* **Problem statement**:
List all lines in the material below that contain "have".
═══ Given data ═══
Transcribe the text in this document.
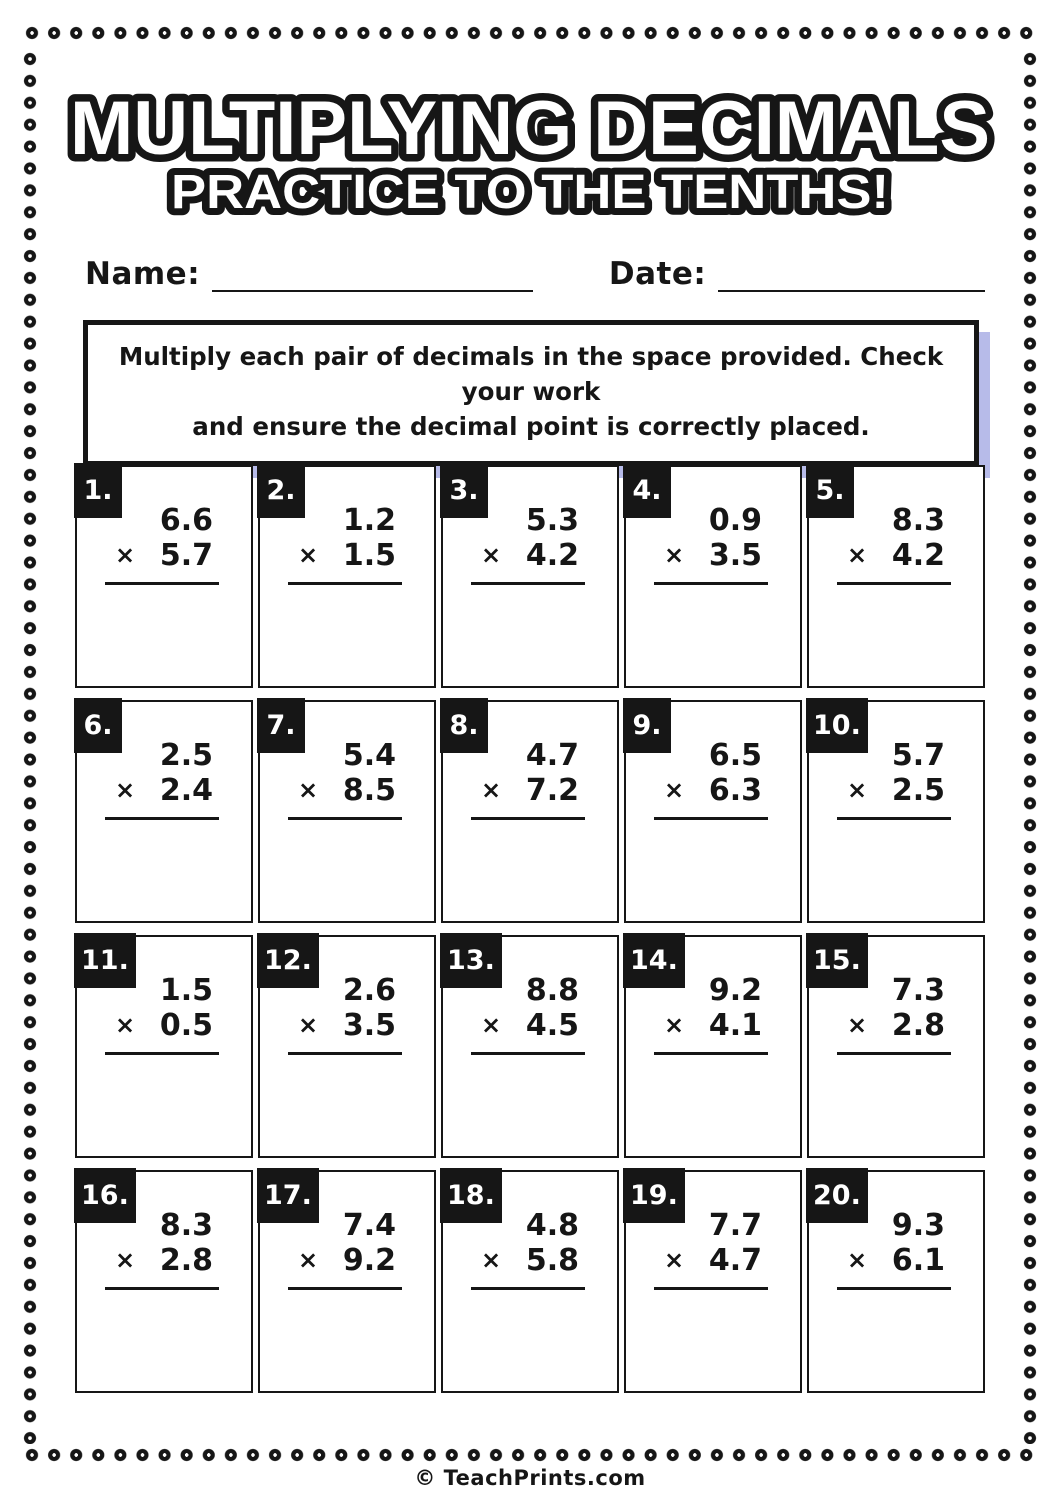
MULTIPLYING DECIMALS
PRACTICE TO THE TENTHS!
Name:	Date:
Multiply each pair of decimals in the space provided. Check your work
and ensure the decimal point is correctly placed.
1.
6.6
× 5.7
2.
1.2
× 1.5
3.
5.3
× 4.2
4.
0.9
× 3.5
5.
8.3
× 4.2
6.
2.5
× 2.4
7.
5.4
× 8.5
8.
4.7
× 7.2
9.
6.5
× 6.3
10.
5.7
× 2.5
11.
1.5
× 0.5
12.
2.6
× 3.5
13.
8.8
× 4.5
14.
9.2
× 4.1
15.
7.3
× 2.8
16.
8.3
× 2.8
17.
7.4
× 9.2
18.
4.8
× 5.8
19.
7.7
× 4.7
20.
9.3
× 6.1
© TeachPrints.com
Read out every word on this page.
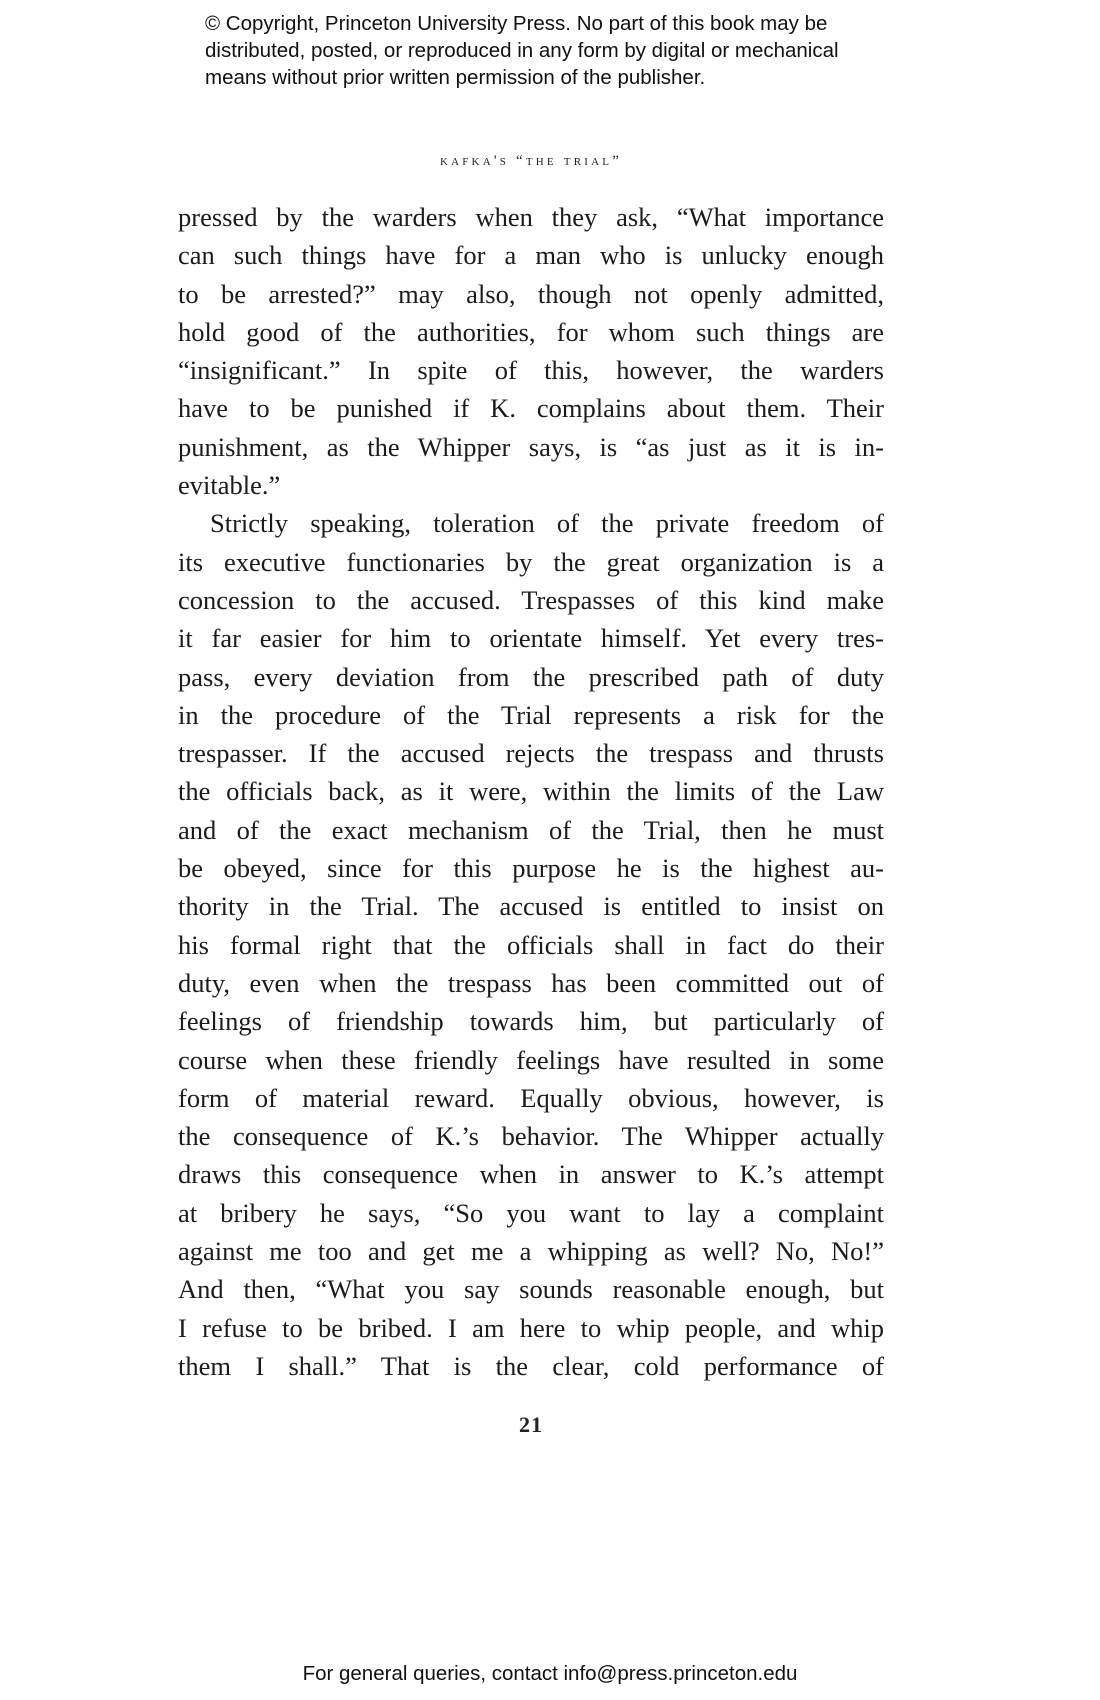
© Copyright, Princeton University Press. No part of this book may be
distributed, posted, or reproduced in any form by digital or mechanical
means without prior written permission of the publisher.
kafka's “the trial”
pressed by the warders when they ask, “What importance
can such things have for a man who is unlucky enough
to be arrested?” may also, though not openly admitted,
hold good of the authorities, for whom such things are
“insignificant.” In spite of this, however, the warders
have to be punished if K. complains about them. Their
punishment, as the Whipper says, is “as just as it is in-
evitable.”
Strictly speaking, toleration of the private freedom of
its executive functionaries by the great organization is a
concession to the accused. Trespasses of this kind make
it far easier for him to orientate himself. Yet every tres-
pass, every deviation from the prescribed path of duty
in the procedure of the Trial represents a risk for the
trespasser. If the accused rejects the trespass and thrusts
the officials back, as it were, within the limits of the Law
and of the exact mechanism of the Trial, then he must
be obeyed, since for this purpose he is the highest au-
thority in the Trial. The accused is entitled to insist on
his formal right that the officials shall in fact do their
duty, even when the trespass has been committed out of
feelings of friendship towards him, but particularly of
course when these friendly feelings have resulted in some
form of material reward. Equally obvious, however, is
the consequence of K.’s behavior. The Whipper actually
draws this consequence when in answer to K.’s attempt
at bribery he says, “So you want to lay a complaint
against me too and get me a whipping as well? No, No!”
And then, “What you say sounds reasonable enough, but
I refuse to be bribed. I am here to whip people, and whip
them I shall.” That is the clear, cold performance of
21
For general queries, contact info@press.princeton.edu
═══
* **Answer to the task**:
can such things have for a man who is unlucky enough
have to be punished if K. complains about them. Their
course when these friendly feelings have resulted in some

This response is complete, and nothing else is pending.